Where a line of the listing below includes the word "title", reproduce that line.

[Data records]
--------

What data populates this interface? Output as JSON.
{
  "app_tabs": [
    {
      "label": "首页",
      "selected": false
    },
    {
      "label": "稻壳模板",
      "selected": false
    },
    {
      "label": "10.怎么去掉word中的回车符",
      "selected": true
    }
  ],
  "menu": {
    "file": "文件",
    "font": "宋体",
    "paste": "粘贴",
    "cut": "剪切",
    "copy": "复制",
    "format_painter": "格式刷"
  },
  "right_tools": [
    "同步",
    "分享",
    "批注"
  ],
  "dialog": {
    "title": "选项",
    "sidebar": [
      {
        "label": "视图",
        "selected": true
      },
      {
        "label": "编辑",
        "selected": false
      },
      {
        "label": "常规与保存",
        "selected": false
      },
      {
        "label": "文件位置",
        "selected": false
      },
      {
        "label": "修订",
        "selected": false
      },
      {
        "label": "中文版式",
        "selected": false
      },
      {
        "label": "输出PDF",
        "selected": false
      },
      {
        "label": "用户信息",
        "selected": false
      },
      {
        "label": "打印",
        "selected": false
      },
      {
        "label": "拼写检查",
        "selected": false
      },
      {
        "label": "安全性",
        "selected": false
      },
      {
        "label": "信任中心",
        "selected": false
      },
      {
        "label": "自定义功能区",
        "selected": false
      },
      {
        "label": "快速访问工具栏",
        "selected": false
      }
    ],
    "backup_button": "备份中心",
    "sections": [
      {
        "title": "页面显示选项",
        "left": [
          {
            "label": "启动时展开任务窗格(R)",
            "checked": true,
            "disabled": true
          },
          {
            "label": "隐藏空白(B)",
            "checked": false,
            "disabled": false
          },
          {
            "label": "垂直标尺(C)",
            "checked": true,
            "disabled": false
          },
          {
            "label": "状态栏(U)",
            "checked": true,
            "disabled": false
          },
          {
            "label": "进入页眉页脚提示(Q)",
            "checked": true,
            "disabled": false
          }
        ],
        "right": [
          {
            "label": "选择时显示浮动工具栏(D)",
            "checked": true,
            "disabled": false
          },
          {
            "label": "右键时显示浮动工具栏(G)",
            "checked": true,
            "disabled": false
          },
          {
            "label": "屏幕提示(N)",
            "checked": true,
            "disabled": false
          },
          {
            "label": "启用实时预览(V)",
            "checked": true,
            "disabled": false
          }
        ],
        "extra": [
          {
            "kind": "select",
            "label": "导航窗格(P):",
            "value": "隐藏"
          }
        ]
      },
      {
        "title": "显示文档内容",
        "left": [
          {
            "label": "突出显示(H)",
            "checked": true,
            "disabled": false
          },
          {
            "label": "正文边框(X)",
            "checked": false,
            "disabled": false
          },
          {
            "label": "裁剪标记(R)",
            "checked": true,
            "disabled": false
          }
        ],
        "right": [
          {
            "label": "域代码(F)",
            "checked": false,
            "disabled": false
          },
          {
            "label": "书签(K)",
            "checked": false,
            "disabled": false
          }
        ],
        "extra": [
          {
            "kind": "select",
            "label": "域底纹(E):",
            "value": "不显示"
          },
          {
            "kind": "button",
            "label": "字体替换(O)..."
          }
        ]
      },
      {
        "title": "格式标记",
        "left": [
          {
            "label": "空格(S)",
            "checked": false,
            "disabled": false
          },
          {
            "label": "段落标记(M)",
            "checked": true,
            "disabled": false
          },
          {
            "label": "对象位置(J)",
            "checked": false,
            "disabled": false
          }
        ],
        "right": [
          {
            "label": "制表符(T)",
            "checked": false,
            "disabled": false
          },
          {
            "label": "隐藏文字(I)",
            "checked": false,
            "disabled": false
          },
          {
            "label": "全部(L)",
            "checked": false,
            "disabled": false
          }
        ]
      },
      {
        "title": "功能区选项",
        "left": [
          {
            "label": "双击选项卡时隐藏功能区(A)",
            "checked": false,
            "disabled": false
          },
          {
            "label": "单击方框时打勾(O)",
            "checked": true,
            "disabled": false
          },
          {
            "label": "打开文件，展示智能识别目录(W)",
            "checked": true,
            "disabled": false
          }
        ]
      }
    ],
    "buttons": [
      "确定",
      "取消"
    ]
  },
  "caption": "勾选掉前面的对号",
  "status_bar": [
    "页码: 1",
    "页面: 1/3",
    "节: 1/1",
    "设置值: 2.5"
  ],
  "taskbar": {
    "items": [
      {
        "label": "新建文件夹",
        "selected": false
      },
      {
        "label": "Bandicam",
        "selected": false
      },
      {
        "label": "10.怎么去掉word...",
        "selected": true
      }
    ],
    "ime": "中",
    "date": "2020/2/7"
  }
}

--------

**Answer to the exercise:**
    "title": "选项",
        "title": "页面显示选项",
        "title": "显示文档内容",
        "title": "格式标记",
        "title": "功能区选项",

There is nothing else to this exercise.